■ STATED TASK ■
All the data should come back exactly as it was given.

■ Dataset items ■
_ _ _ _

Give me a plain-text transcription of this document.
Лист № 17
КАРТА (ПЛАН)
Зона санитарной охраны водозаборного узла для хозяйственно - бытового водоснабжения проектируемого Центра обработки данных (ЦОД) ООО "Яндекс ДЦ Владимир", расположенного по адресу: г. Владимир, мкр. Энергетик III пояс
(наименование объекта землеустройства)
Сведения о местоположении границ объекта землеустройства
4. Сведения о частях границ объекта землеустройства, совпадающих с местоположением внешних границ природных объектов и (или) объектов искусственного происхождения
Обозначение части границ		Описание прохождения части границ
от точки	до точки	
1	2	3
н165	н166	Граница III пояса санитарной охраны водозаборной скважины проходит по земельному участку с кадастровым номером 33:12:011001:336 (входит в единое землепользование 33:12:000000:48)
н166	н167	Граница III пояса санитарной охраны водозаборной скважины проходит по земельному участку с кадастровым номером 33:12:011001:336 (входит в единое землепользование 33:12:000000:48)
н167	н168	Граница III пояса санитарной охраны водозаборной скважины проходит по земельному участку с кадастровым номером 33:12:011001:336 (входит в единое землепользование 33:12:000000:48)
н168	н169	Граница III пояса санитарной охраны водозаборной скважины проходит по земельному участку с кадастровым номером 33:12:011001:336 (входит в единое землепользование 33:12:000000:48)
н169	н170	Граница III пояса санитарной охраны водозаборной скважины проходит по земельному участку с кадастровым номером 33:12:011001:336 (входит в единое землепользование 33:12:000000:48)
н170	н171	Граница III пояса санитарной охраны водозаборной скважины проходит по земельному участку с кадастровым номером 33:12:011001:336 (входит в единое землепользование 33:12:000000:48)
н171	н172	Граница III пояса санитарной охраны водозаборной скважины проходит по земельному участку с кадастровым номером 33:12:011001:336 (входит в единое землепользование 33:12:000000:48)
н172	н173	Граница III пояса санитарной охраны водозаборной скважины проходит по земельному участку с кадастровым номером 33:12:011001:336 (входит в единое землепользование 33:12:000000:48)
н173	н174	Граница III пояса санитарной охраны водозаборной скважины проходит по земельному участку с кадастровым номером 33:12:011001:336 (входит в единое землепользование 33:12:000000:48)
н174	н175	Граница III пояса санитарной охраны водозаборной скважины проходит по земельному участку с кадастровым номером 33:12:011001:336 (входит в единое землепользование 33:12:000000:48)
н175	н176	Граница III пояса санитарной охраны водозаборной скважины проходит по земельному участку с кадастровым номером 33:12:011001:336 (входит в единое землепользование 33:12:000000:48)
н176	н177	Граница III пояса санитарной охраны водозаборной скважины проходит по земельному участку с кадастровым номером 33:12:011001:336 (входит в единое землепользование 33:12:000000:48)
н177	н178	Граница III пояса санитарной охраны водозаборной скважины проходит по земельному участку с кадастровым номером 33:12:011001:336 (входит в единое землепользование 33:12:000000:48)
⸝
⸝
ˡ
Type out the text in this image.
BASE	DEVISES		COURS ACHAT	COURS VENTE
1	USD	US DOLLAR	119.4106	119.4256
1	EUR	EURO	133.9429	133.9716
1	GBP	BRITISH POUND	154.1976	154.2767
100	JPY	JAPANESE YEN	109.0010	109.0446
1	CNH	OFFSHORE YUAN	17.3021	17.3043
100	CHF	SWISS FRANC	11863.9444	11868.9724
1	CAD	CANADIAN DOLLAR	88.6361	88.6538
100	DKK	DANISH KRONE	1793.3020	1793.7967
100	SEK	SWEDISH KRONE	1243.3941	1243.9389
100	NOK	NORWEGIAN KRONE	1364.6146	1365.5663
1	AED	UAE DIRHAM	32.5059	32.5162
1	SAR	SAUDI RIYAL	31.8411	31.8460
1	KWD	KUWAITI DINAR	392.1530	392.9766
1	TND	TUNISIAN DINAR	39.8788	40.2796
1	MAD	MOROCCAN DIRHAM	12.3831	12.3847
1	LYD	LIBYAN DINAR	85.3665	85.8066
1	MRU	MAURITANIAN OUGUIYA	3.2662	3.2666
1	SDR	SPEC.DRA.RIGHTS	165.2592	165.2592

_ _ _ _

■ RESULT OF THE EXERCISE ■
Give me a plain-text transcription of this document.
Лист № 17
КАРТА (ПЛАН)
Зона санитарной охраны водозаборного узла для хозяйственно - бытового водоснабжения проектируемого Центра обработки данных (ЦОД) ООО "Яндекс ДЦ Владимир", расположенного по адресу: г. Владимир, мкр. Энергетик III пояс
(наименование объекта землеустройства)
Сведения о местоположении границ объекта землеустройства
4. Сведения о частях границ объекта землеустройства, совпадающих с местоположением внешних границ природных объектов и (или) объектов искусственного происхождения
Обозначение части границ		Описание прохождения части границ
от точки	до точки	
1	2	3
н165	н166	Граница III пояса санитарной охраны водозаборной скважины проходит по земельному участку с кадастровым номером 33:12:011001:336 (входит в единое землепользование 33:12:000000:48)
н166	н167	Граница III пояса санитарной охраны водозаборной скважины проходит по земельному участку с кадастровым номером 33:12:011001:336 (входит в единое землепользование 33:12:000000:48)
н167	н168	Граница III пояса санитарной охраны водозаборной скважины проходит по земельному участку с кадастровым номером 33:12:011001:336 (входит в единое землепользование 33:12:000000:48)
н168	н169	Граница III пояса санитарной охраны водозаборной скважины проходит по земельному участку с кадастровым номером 33:12:011001:336 (входит в единое землепользование 33:12:000000:48)
н169	н170	Граница III пояса санитарной охраны водозаборной скважины проходит по земельному участку с кадастровым номером 33:12:011001:336 (входит в единое землепользование 33:12:000000:48)
н170	н171	Граница III пояса санитарной охраны водозаборной скважины проходит по земельному участку с кадастровым номером 33:12:011001:336 (входит в единое землепользование 33:12:000000:48)
н171	н172	Граница III пояса санитарной охраны водозаборной скважины проходит по земельному участку с кадастровым номером 33:12:011001:336 (входит в единое землепользование 33:12:000000:48)
н172	н173	Граница III пояса санитарной охраны водозаборной скважины проходит по земельному участку с кадастровым номером 33:12:011001:336 (входит в единое землепользование 33:12:000000:48)
н173	н174	Граница III пояса санитарной охраны водозаборной скважины проходит по земельному участку с кадастровым номером 33:12:011001:336 (входит в единое землепользование 33:12:000000:48)
н174	н175	Граница III пояса санитарной охраны водозаборной скважины проходит по земельному участку с кадастровым номером 33:12:011001:336 (входит в единое землепользование 33:12:000000:48)
н175	н176	Граница III пояса санитарной охраны водозаборной скважины проходит по земельному участку с кадастровым номером 33:12:011001:336 (входит в единое землепользование 33:12:000000:48)
н176	н177	Граница III пояса санитарной охраны водозаборной скважины проходит по земельному участку с кадастровым номером 33:12:011001:336 (входит в единое землепользование 33:12:000000:48)
н177	н178	Граница III пояса санитарной охраны водозаборной скважины проходит по земельному участку с кадастровым номером 33:12:011001:336 (входит в единое землепользование 33:12:000000:48)
⸝
⸝
ˡ
Type out the text in this image.
BASE	DEVISES		COURS ACHAT	COURS VENTE
1	USD	US DOLLAR	119.4106	119.4256
1	EUR	EURO	133.9429	133.9716
1	GBP	BRITISH POUND	154.1976	154.2767
100	JPY	JAPANESE YEN	109.0010	109.0446
1	CNH	OFFSHORE YUAN	17.3021	17.3043
100	CHF	SWISS FRANC	11863.9444	11868.9724
1	CAD	CANADIAN DOLLAR	88.6361	88.6538
100	DKK	DANISH KRONE	1793.3020	1793.7967
100	SEK	SWEDISH KRONE	1243.3941	1243.9389
100	NOK	NORWEGIAN KRONE	1364.6146	1365.5663
1	AED	UAE DIRHAM	32.5059	32.5162
1	SAR	SAUDI RIYAL	31.8411	31.8460
1	KWD	KUWAITI DINAR	392.1530	392.9766
1	TND	TUNISIAN DINAR	39.8788	40.2796
1	MAD	MOROCCAN DIRHAM	12.3831	12.3847
1	LYD	LIBYAN DINAR	85.3665	85.8066
1	MRU	MAURITANIAN OUGUIYA	3.2662	3.2666
1	SDR	SPEC.DRA.RIGHTS	165.2592	165.2592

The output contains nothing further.